-------- DATA TO USE --------
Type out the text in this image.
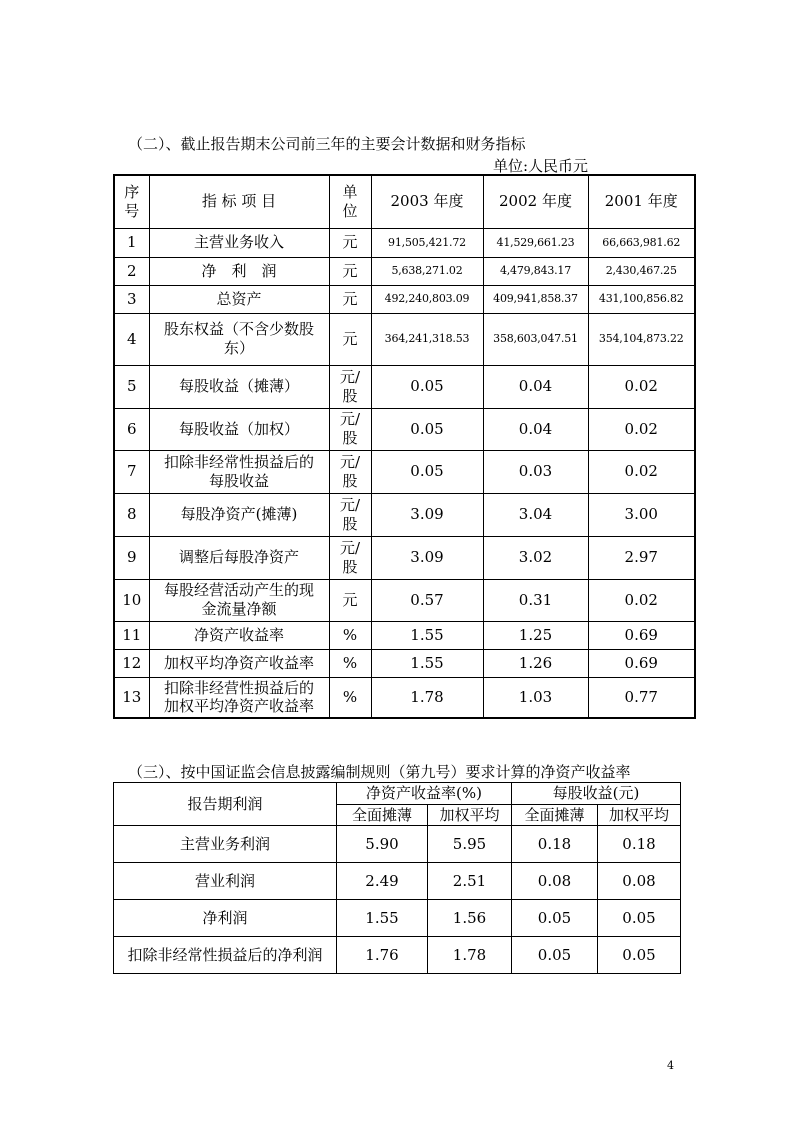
（二）、截止报告期末公司前三年的主要会计数据和财务指标
单位:人民币元
序
号	指 标 项 目	单
位	2003 年度	2002 年度	2001 年度
1	主营业务收入	元	91,505,421.72	41,529,661.23	66,663,981.62
2	净　利　润	元	5,638,271.02	4,479,843.17	2,430,467.25
3	总资产	元	492,240,803.09	409,941,858.37	431,100,856.82
4	股东权益（不含少数股
东）	元	364,241,318.53	358,603,047.51	354,104,873.22
5	每股收益（摊薄）	元/
股	0.05	0.04	0.02
6	每股收益（加权）	元/
股	0.05	0.04	0.02
7	扣除非经常性损益后的
每股收益	元/
股	0.05	0.03	0.02
8	每股净资产(摊薄)	元/
股	3.09	3.04	3.00
9	调整后每股净资产	元/
股	3.09	3.02	2.97
10	每股经营活动产生的现
金流量净额	元	0.57	0.31	0.02
11	净资产收益率	%	1.55	1.25	0.69
12	加权平均净资产收益率	%	1.55	1.26	0.69
13	扣除非经营性损益后的
加权平均净资产收益率	%	1.78	1.03	0.77
（三）、按中国证监会信息披露编制规则（第九号）要求计算的净资产收益率
报告期利润	净资产收益率(%)		每股收益(元)	
	全面摊薄	加权平均	全面摊薄	加权平均
主营业务利润	5.90	5.95	0.18	0.18
营业利润	2.49	2.51	0.08	0.08
净利润	1.55	1.56	0.05	0.05
扣除非经常性损益后的净利润	1.76	1.78	0.05	0.05
4
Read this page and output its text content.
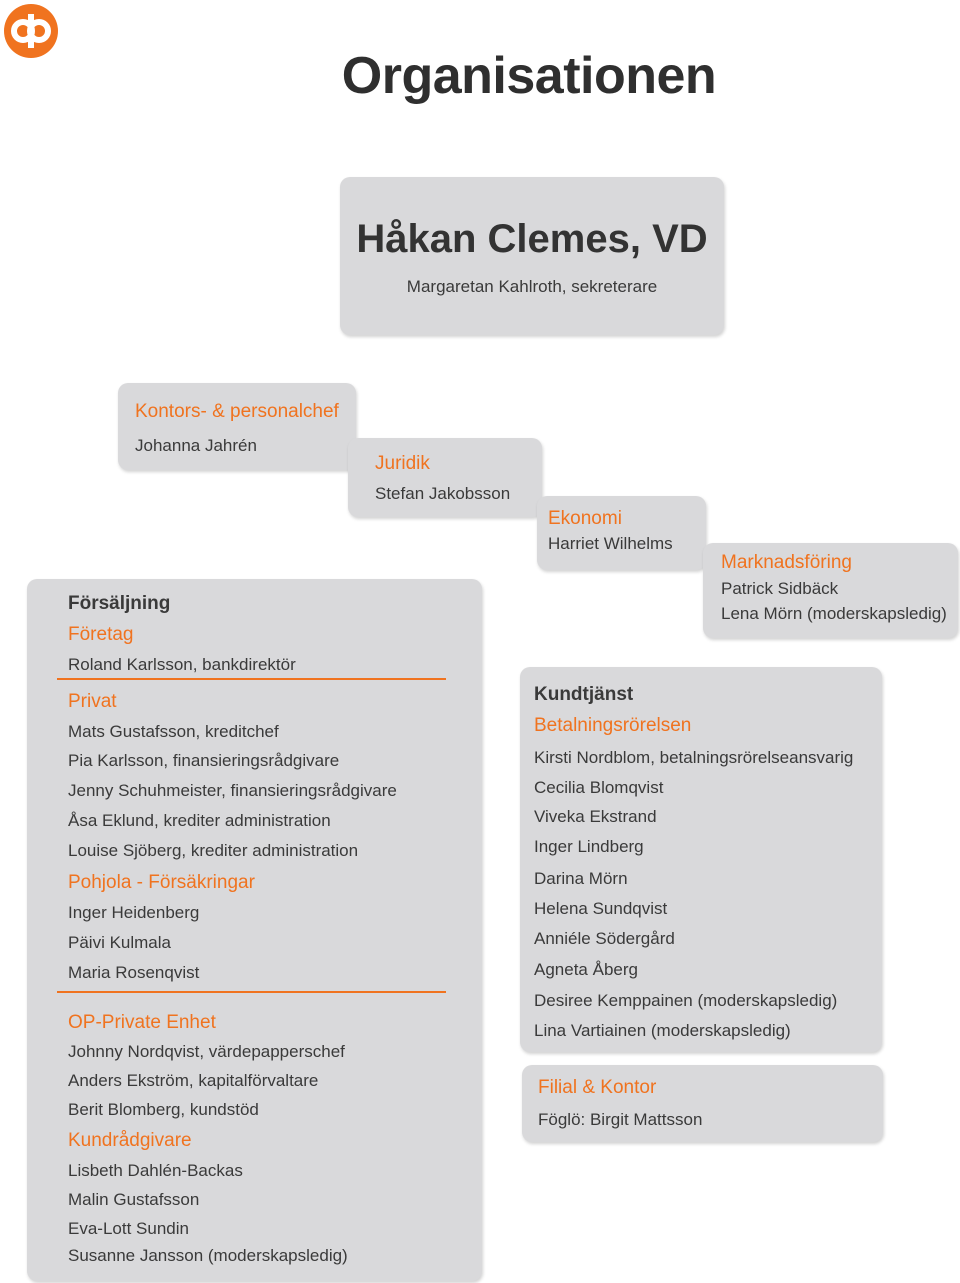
Organisationen
Håkan Clemes, VD
Margaretan Kahlroth, sekreterare
Kontors- & personalchef
Johanna Jahrén
Juridik
Stefan Jakobsson
Ekonomi
Harriet Wilhelms
Marknadsföring
Patrick Sidbäck
Lena Mörn (moderskapsledig)
Försäljning
Företag
Roland Karlsson, bankdirektör
Privat
Mats Gustafsson, kreditchef
Pia Karlsson, finansieringsrådgivare
Jenny Schuhmeister, finansieringsrådgivare
Åsa Eklund, krediter administration
Louise Sjöberg, krediter administration
Pohjola - Försäkringar
Inger Heidenberg
Päivi Kulmala
Maria Rosenqvist
OP-Private Enhet
Johnny Nordqvist, värdepapperschef
Anders Ekström, kapitalförvaltare
Berit Blomberg, kundstöd
Kundrådgivare
Lisbeth Dahlén-Backas
Malin Gustafsson
Eva-Lott Sundin
Susanne Jansson (moderskapsledig)
Kundtjänst
Betalningsrörelsen
Kirsti Nordblom, betalningsrörelseansvarig
Cecilia Blomqvist
Viveka Ekstrand
Inger Lindberg
Darina Mörn
Helena Sundqvist
Anniéle Södergård
Agneta Åberg
Desiree Kemppainen (moderskapsledig)
Lina Vartiainen (moderskapsledig)
Filial & Kontor
Föglö: Birgit Mattsson
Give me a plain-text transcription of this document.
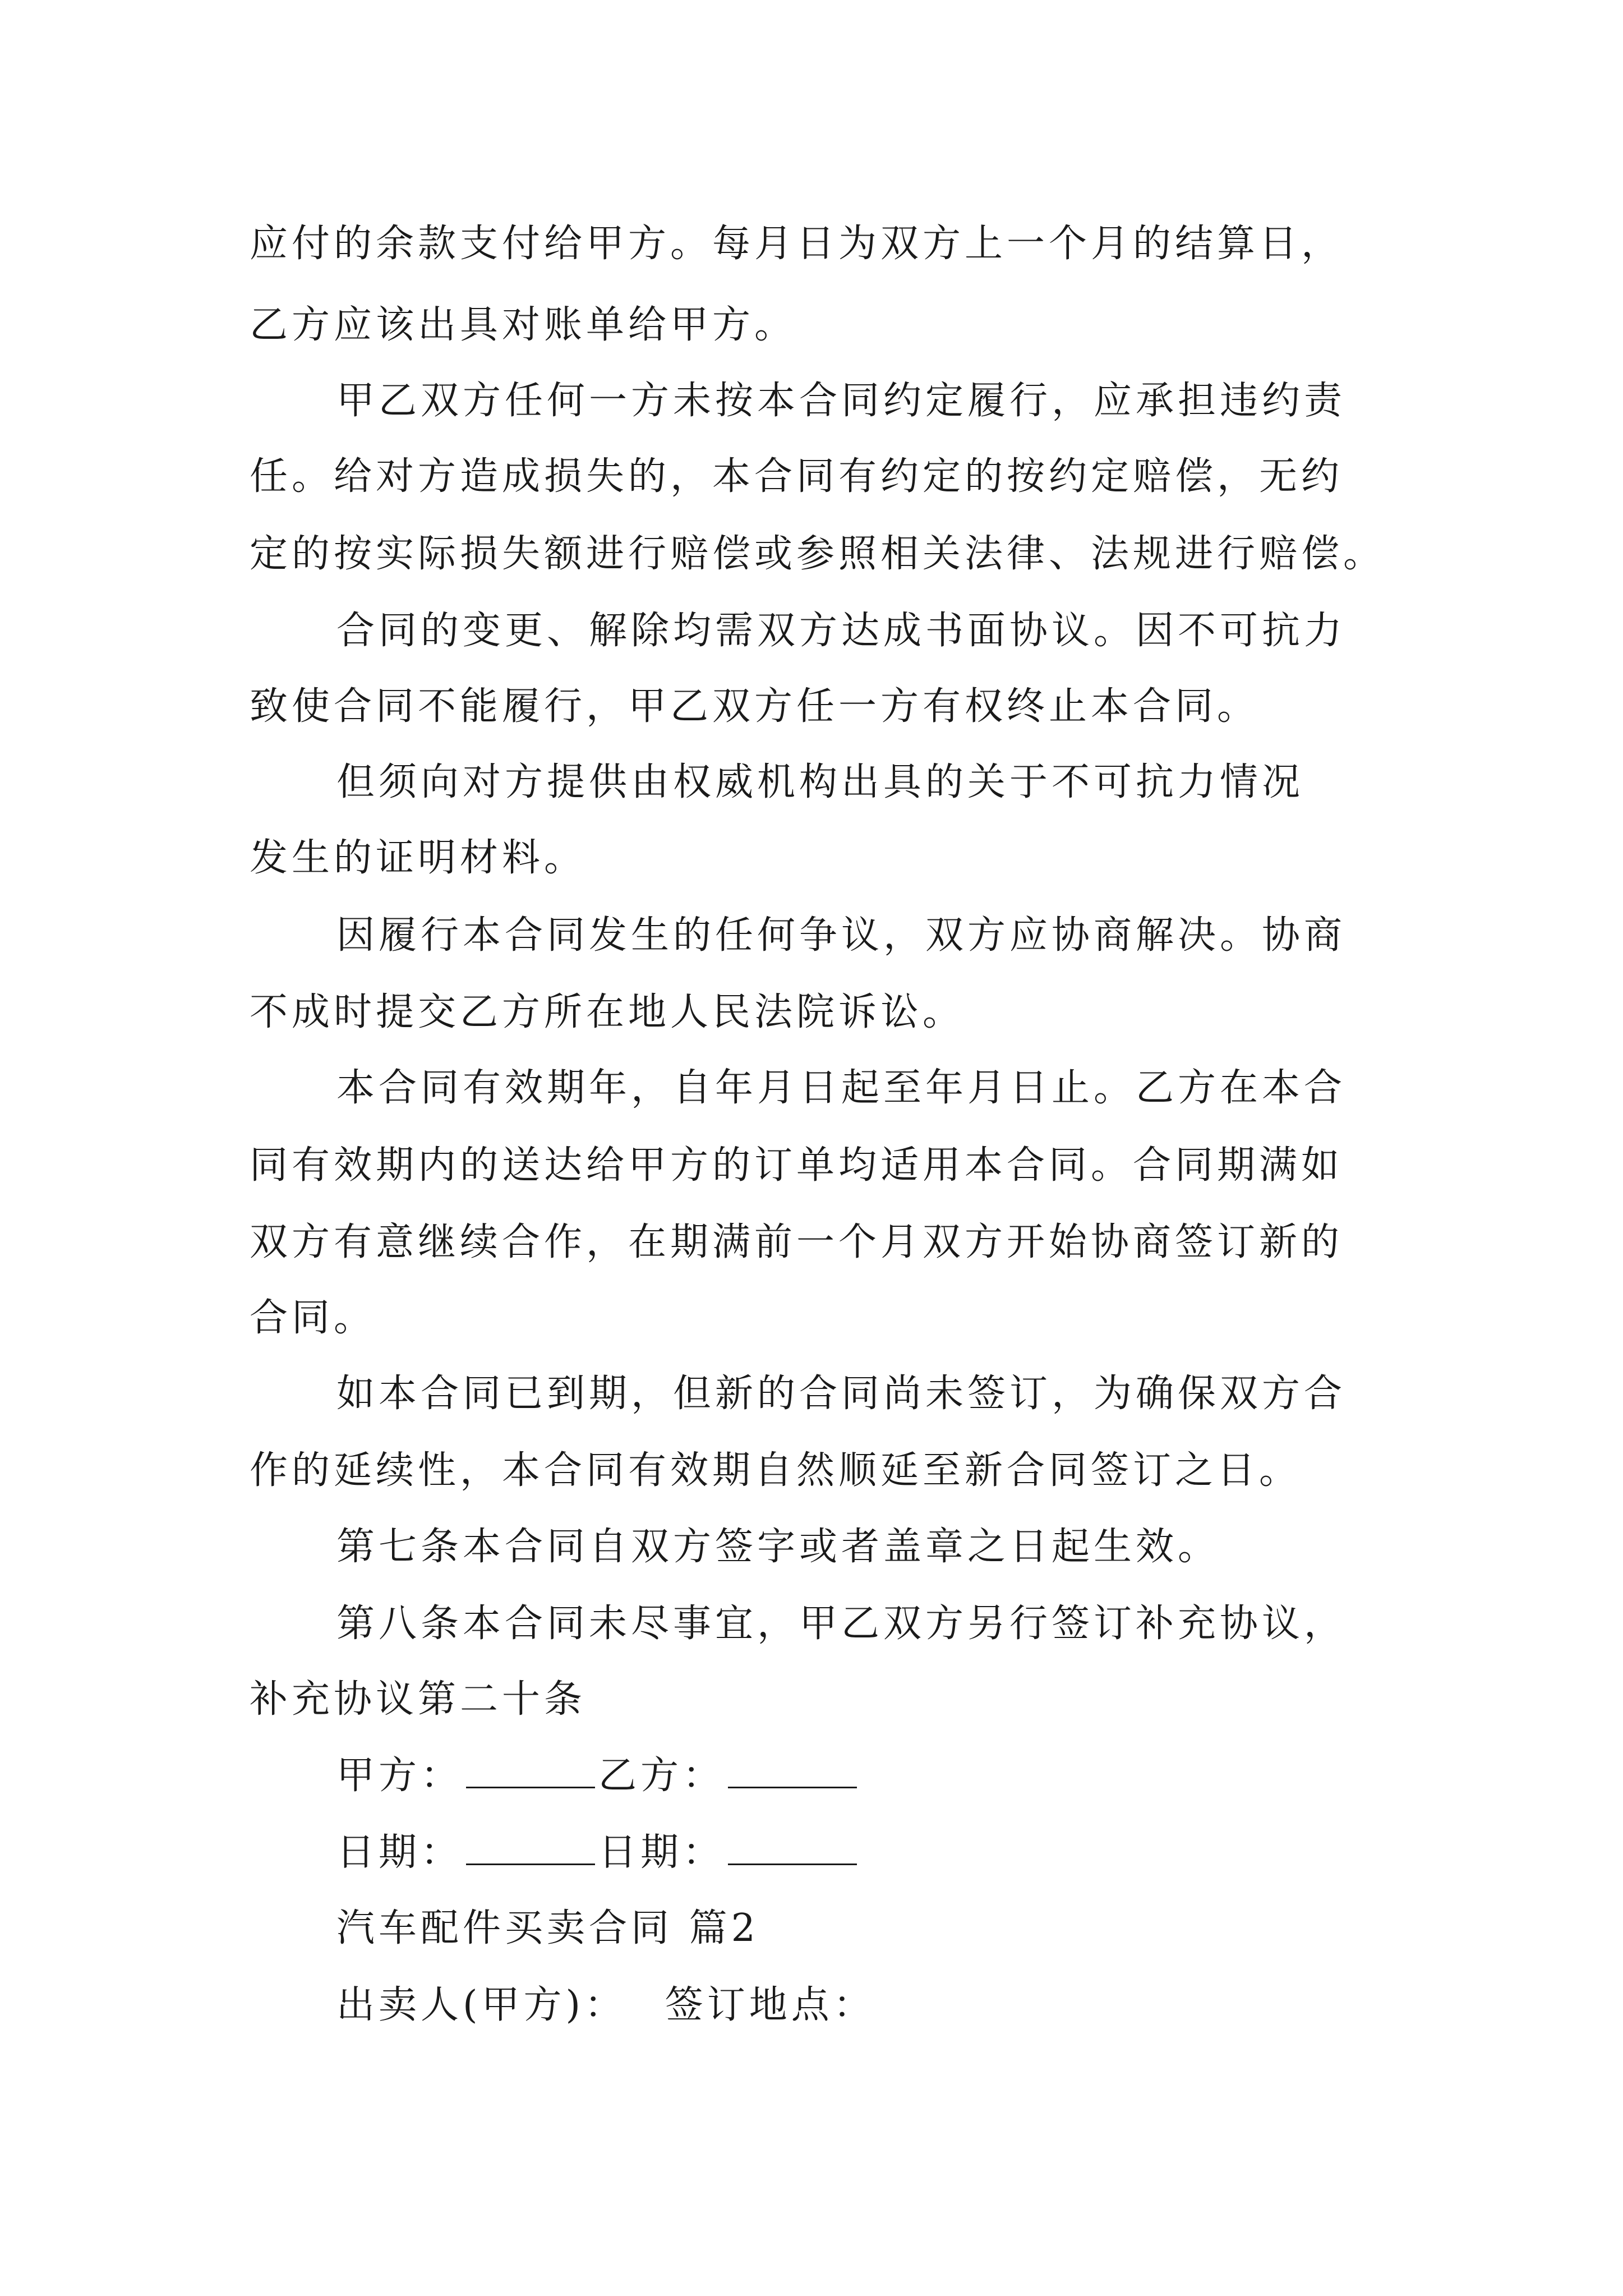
应付的余款支付给甲方。每月日为双方上一个月的结算日，
乙方应该出具对账单给甲方。
甲乙双方任何一方未按本合同约定履行，应承担违约责
任。给对方造成损失的，本合同有约定的按约定赔偿，无约
定的按实际损失额进行赔偿或参照相关法律、法规进行赔偿。
合同的变更、解除均需双方达成书面协议。因不可抗力
致使合同不能履行，甲乙双方任一方有权终止本合同。
但须向对方提供由权威机构出具的关于不可抗力情况
发生的证明材料。
因履行本合同发生的任何争议，双方应协商解决。协商
不成时提交乙方所在地人民法院诉讼。
本合同有效期年，自年月日起至年月日止。乙方在本合
同有效期内的送达给甲方的订单均适用本合同。合同期满如
双方有意继续合作，在期满前一个月双方开始协商签订新的
合同。
如本合同已到期，但新的合同尚未签订，为确保双方合
作的延续性，本合同有效期自然顺延至新合同签订之日。
第七条本合同自双方签字或者盖章之日起生效。
第八条本合同未尽事宜，甲乙双方另行签订补充协议，
补充协议第二十条
甲方：	乙方：
日期：	日期：
汽车配件买卖合同 篇2
出卖人(甲方)： 签订地点：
--------
STATED PROBLEM: From the listing above, copy out each line where the word "Mörn" appears.

FINAL RESULT:
Lena Mörn (moderskapsledig)
Darina Mörn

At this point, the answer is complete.